Look over the lines below. Report each one that includes the string "psaní".

Listed entries.

──────────────────────────────

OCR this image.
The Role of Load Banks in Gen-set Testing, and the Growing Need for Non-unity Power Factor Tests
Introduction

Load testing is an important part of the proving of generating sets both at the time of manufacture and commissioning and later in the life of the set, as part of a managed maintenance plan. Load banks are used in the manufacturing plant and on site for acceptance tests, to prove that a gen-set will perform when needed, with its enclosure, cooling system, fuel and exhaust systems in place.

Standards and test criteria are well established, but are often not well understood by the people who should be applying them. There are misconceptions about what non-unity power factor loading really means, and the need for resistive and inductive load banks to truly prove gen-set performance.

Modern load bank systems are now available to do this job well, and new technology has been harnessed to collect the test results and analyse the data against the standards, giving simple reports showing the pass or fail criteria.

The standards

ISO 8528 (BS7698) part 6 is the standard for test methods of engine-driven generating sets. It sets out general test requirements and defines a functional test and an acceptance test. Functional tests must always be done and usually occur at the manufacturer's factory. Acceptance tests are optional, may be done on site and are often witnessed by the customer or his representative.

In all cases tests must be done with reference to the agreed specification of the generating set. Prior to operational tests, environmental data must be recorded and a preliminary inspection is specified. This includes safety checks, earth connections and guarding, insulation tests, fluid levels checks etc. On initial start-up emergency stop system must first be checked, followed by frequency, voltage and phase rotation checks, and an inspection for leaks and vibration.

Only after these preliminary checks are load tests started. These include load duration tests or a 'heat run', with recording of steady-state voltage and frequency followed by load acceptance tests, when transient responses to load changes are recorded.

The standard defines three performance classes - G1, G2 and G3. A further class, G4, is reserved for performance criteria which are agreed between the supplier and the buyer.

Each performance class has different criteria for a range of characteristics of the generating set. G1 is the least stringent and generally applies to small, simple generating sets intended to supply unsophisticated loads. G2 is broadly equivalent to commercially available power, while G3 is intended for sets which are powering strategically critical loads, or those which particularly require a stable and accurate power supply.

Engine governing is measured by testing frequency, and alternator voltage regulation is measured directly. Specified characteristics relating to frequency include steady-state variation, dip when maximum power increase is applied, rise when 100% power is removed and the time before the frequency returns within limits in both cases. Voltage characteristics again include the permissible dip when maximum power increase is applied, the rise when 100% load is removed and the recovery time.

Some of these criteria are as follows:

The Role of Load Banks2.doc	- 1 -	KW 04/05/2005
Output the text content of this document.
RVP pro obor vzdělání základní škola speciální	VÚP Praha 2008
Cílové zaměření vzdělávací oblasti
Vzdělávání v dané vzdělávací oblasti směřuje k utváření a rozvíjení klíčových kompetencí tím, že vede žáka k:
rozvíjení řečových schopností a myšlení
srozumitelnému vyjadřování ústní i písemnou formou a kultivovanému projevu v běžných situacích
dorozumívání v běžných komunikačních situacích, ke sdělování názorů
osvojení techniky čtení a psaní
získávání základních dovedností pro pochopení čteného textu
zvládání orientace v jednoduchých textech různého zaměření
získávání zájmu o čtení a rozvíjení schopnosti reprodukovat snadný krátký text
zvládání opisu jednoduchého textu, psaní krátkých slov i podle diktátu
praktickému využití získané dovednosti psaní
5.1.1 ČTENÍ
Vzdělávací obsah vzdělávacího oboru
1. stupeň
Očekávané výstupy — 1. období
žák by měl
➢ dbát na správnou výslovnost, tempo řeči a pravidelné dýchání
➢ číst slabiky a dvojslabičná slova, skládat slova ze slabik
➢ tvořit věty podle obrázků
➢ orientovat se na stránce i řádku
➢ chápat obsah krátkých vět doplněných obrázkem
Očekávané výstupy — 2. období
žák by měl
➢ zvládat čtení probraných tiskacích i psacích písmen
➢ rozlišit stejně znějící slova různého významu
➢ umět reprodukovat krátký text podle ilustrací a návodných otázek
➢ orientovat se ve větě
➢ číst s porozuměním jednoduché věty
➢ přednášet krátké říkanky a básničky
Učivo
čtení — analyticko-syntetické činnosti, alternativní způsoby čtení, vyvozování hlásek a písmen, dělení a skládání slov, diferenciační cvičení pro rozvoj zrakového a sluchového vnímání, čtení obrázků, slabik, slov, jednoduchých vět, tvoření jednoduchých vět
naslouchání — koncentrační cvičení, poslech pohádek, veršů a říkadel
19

──────────────────────────────

Answer to this problem.
osvojení techniky čtení a psaní
zvládání opisu jednoduchého textu, psaní krátkých slov i podle diktátu
praktickému využití získané dovednosti psaní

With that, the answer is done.